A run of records

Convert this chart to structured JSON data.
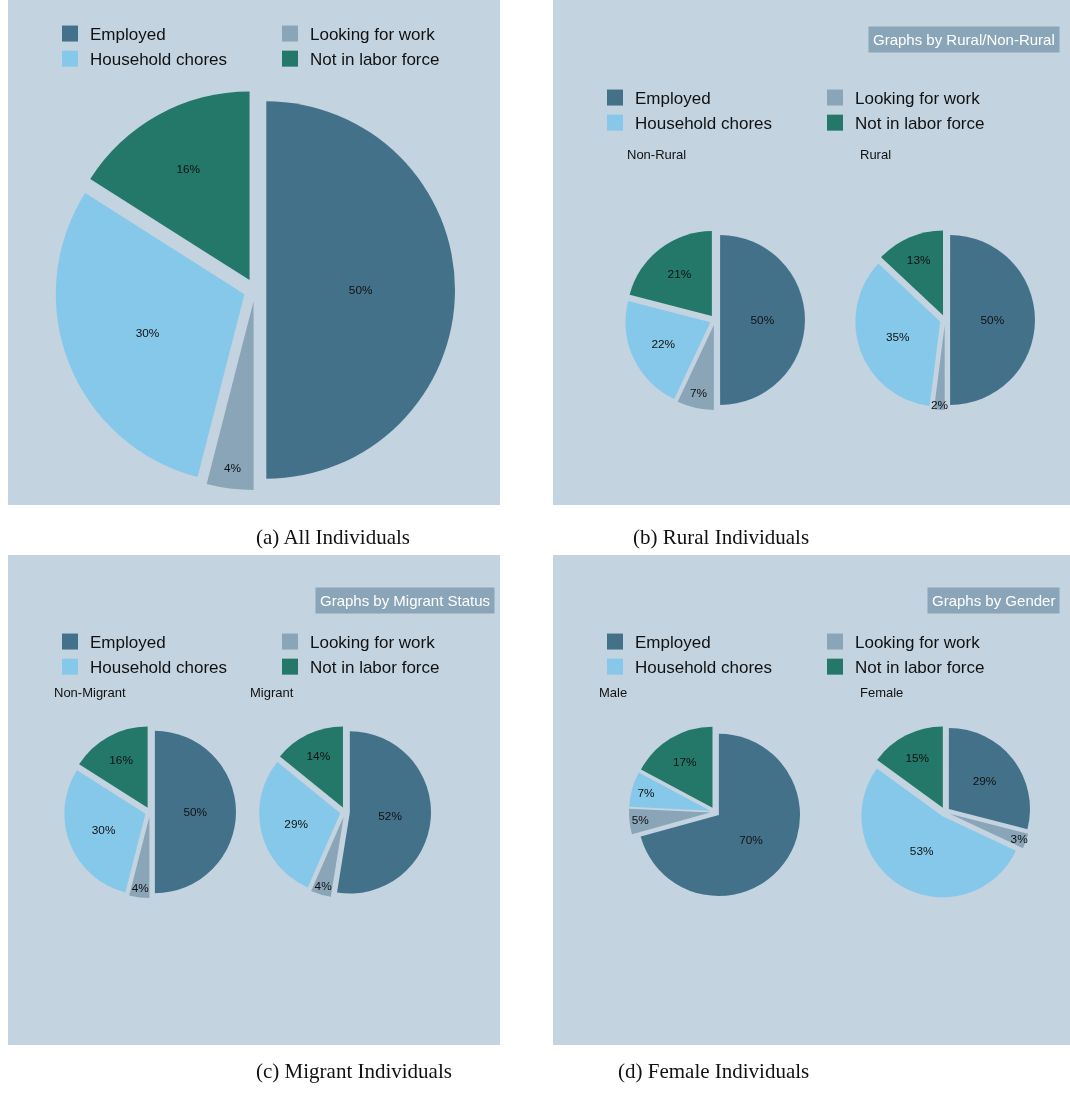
{
  "chart_data": [
    {
      "type": "pie",
      "categories": [
        "Employed",
        "Looking for work",
        "Household chores",
        "Not in labor force"
      ],
      "colors": [
        "#44718a",
        "#8aa5b8",
        "#86c8ea",
        "#23786a"
      ],
      "legend": "top",
      "annotations": [
        "(a) All Individuals"
      ],
      "series": [
        {
          "values": [
            50,
            4,
            30,
            16
          ],
          "value_labels": [
            "50%",
            "4%",
            "30%",
            "16%"
          ]
        }
      ]
    },
    {
      "type": "pie",
      "categories": [
        "Employed",
        "Looking for work",
        "Household chores",
        "Not in labor force"
      ],
      "colors": [
        "#44718a",
        "#8aa5b8",
        "#86c8ea",
        "#23786a"
      ],
      "legend": "top",
      "annotations": [
        "Graphs by Rural/Non-Rural",
        "(b) Rural Individuals"
      ],
      "series": [
        {
          "name": "Non-Rural",
          "values": [
            50,
            7,
            22,
            21
          ],
          "value_labels": [
            "50%",
            "7%",
            "22%",
            "21%"
          ]
        },
        {
          "name": "Rural",
          "values": [
            50,
            2,
            35,
            13
          ],
          "value_labels": [
            "50%",
            "2%",
            "35%",
            "13%"
          ]
        }
      ]
    },
    {
      "type": "pie",
      "categories": [
        "Employed",
        "Looking for work",
        "Household chores",
        "Not in labor force"
      ],
      "colors": [
        "#44718a",
        "#8aa5b8",
        "#86c8ea",
        "#23786a"
      ],
      "legend": "top",
      "annotations": [
        "Graphs by Migrant Status",
        "(c) Migrant Individuals"
      ],
      "series": [
        {
          "name": "Non-Migrant",
          "values": [
            50,
            4,
            30,
            16
          ],
          "value_labels": [
            "50%",
            "4%",
            "30%",
            "16%"
          ]
        },
        {
          "name": "Migrant",
          "values": [
            52,
            4,
            29,
            14
          ],
          "value_labels": [
            "52%",
            "4%",
            "29%",
            "14%"
          ]
        }
      ]
    },
    {
      "type": "pie",
      "categories": [
        "Employed",
        "Looking for work",
        "Household chores",
        "Not in labor force"
      ],
      "colors": [
        "#44718a",
        "#8aa5b8",
        "#86c8ea",
        "#23786a"
      ],
      "legend": "top",
      "annotations": [
        "Graphs by Gender",
        "(d) Female Individuals"
      ],
      "series": [
        {
          "name": "Male",
          "values": [
            70,
            5,
            7,
            17
          ],
          "value_labels": [
            "70%",
            "5%",
            "7%",
            "17%"
          ]
        },
        {
          "name": "Female",
          "values": [
            29,
            3,
            53,
            15
          ],
          "value_labels": [
            "29%",
            "3%",
            "53%",
            "15%"
          ]
        }
      ]
    }
  ]
}
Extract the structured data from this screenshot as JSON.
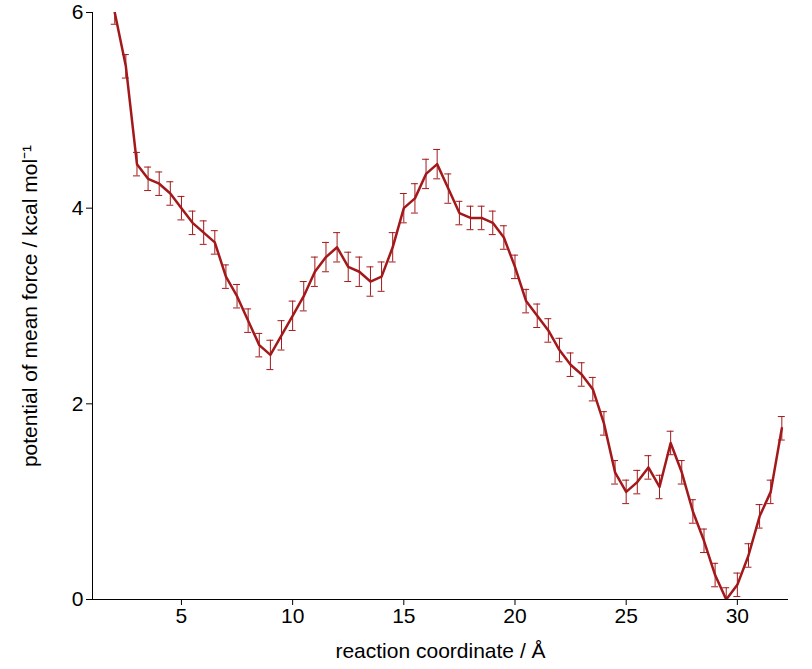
{
  "chart_data": {
    "type": "line",
    "x_label": "reaction coordinate / Å",
    "y_label": "potential of mean force / kcal mol⁻¹",
    "x": [
      2,
      2.5,
      3,
      3.5,
      4,
      4.5,
      5,
      5.5,
      6,
      6.5,
      7,
      7.5,
      8,
      8.5,
      9,
      9.5,
      10,
      10.5,
      11,
      11.5,
      12,
      12.5,
      13,
      13.5,
      14,
      14.5,
      15,
      15.5,
      16,
      16.5,
      17,
      17.5,
      18,
      18.5,
      19,
      19.5,
      20,
      20.5,
      21,
      21.5,
      22,
      22.5,
      23,
      23.5,
      24,
      24.5,
      25,
      25.5,
      26,
      26.5,
      27,
      27.5,
      28,
      28.5,
      29,
      29.5,
      30,
      30.5,
      31,
      31.5,
      32
    ],
    "values": [
      6.0,
      5.45,
      4.45,
      4.3,
      4.25,
      4.15,
      4.0,
      3.85,
      3.75,
      3.65,
      3.3,
      3.1,
      2.85,
      2.6,
      2.5,
      2.7,
      2.9,
      3.1,
      3.35,
      3.5,
      3.6,
      3.4,
      3.35,
      3.25,
      3.3,
      3.6,
      4.0,
      4.1,
      4.35,
      4.45,
      4.2,
      3.95,
      3.9,
      3.9,
      3.85,
      3.7,
      3.4,
      3.05,
      2.9,
      2.75,
      2.55,
      2.4,
      2.3,
      2.15,
      1.8,
      1.3,
      1.1,
      1.2,
      1.35,
      1.15,
      1.6,
      1.3,
      0.9,
      0.6,
      0.25,
      0.0,
      0.15,
      0.45,
      0.85,
      1.1,
      1.75
    ],
    "errors": [
      0.12,
      0.12,
      0.12,
      0.12,
      0.12,
      0.12,
      0.12,
      0.12,
      0.12,
      0.12,
      0.12,
      0.12,
      0.12,
      0.12,
      0.15,
      0.15,
      0.15,
      0.15,
      0.15,
      0.15,
      0.15,
      0.15,
      0.15,
      0.15,
      0.15,
      0.15,
      0.15,
      0.15,
      0.15,
      0.15,
      0.15,
      0.12,
      0.12,
      0.12,
      0.12,
      0.12,
      0.12,
      0.12,
      0.12,
      0.12,
      0.12,
      0.12,
      0.12,
      0.12,
      0.12,
      0.12,
      0.12,
      0.12,
      0.12,
      0.12,
      0.12,
      0.12,
      0.12,
      0.12,
      0.12,
      0.12,
      0.12,
      0.12,
      0.12,
      0.12,
      0.12
    ],
    "color": "#a3191b",
    "xlim": [
      1,
      32.3
    ],
    "ylim": [
      0,
      6
    ],
    "xticks": [
      5,
      10,
      15,
      20,
      25,
      30
    ],
    "yticks": [
      0,
      2,
      4,
      6
    ],
    "grid": false
  }
}
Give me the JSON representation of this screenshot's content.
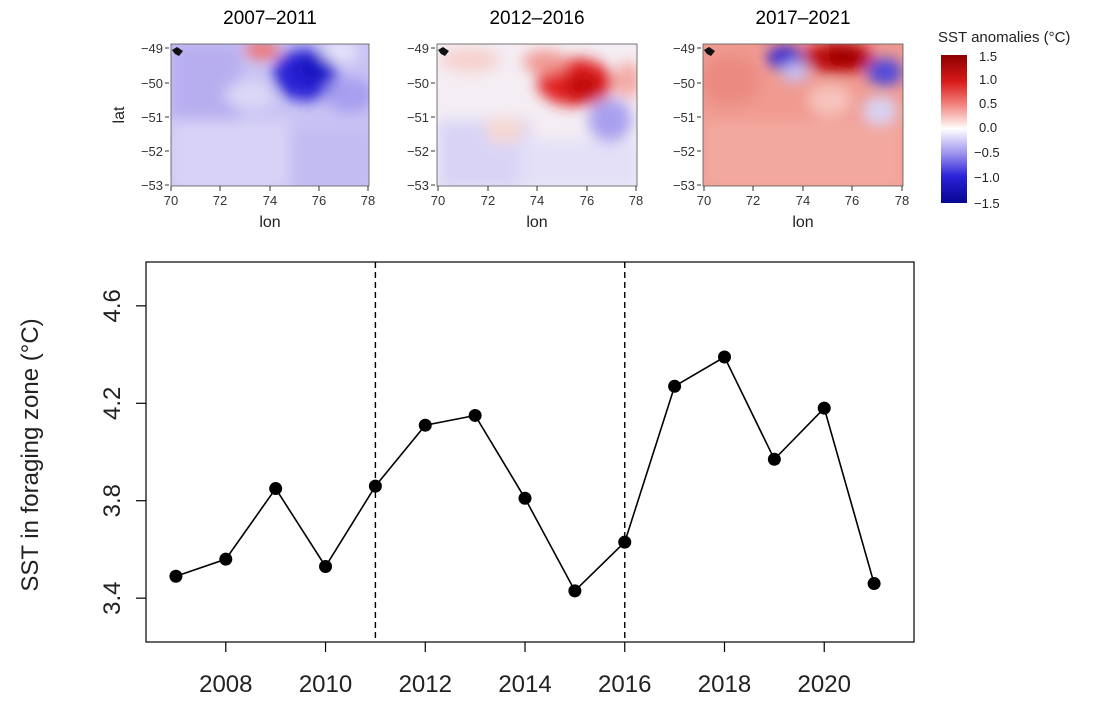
{
  "maps": {
    "panels": [
      {
        "title": "2007–2011",
        "pattern": "cool"
      },
      {
        "title": "2012–2016",
        "pattern": "mixed"
      },
      {
        "title": "2017–2021",
        "pattern": "warm"
      }
    ],
    "lat_ticks": [
      "−49",
      "−50",
      "−51",
      "−52",
      "−53"
    ],
    "lon_ticks": [
      "70",
      "72",
      "74",
      "76",
      "78"
    ],
    "xlabel": "lon",
    "ylabel": "lat",
    "colorbar": {
      "title": "SST anomalies (°C)",
      "ticks": [
        "1.5",
        "1.0",
        "0.5",
        "0.0",
        "−0.5",
        "−1.0",
        "−1.5"
      ],
      "range": [
        -1.5,
        1.5
      ],
      "colors": {
        "low": "#0a0aa6",
        "mid": "#ffffff",
        "high": "#a30000"
      }
    }
  },
  "chart_data": {
    "type": "line",
    "title": "",
    "xlabel": "",
    "ylabel": "SST in foraging zone (°C)",
    "x": [
      2007,
      2008,
      2009,
      2010,
      2011,
      2012,
      2013,
      2014,
      2015,
      2016,
      2017,
      2018,
      2019,
      2020,
      2021
    ],
    "values": [
      3.49,
      3.56,
      3.85,
      3.53,
      3.86,
      4.11,
      4.15,
      3.81,
      3.43,
      3.63,
      4.27,
      4.39,
      3.97,
      4.18,
      3.46
    ],
    "xlim": [
      2006.4,
      2021.8
    ],
    "ylim": [
      3.22,
      4.78
    ],
    "xticks": [
      "2008",
      "2010",
      "2012",
      "2014",
      "2016",
      "2018",
      "2020"
    ],
    "yticks": [
      "3.4",
      "3.8",
      "4.2",
      "4.6"
    ],
    "vlines": [
      2011,
      2016
    ],
    "grid": false,
    "marker": "filled-circle",
    "color": "#000000"
  }
}
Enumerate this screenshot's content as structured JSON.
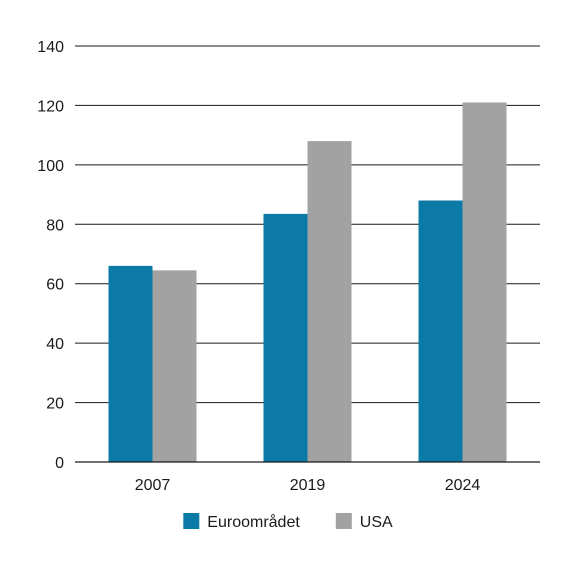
{
  "chart_data": {
    "type": "bar",
    "title": "",
    "xlabel": "",
    "ylabel": "",
    "categories": [
      "2007",
      "2019",
      "2024"
    ],
    "series": [
      {
        "name": "Euroområdet",
        "color": "#0b7aa6",
        "values": [
          66,
          83.5,
          88
        ]
      },
      {
        "name": "USA",
        "color": "#a2a2a2",
        "values": [
          64.5,
          108,
          121
        ]
      }
    ],
    "ylim": [
      0,
      140
    ],
    "yticks": [
      0,
      20,
      40,
      60,
      80,
      100,
      120,
      140
    ],
    "grid": true,
    "legend_position": "bottom-center"
  }
}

▶ **TASK DESCRIPTION**: Give only the count of lines in the data that include the string "screenshot".

▶ **ANSWER**: 3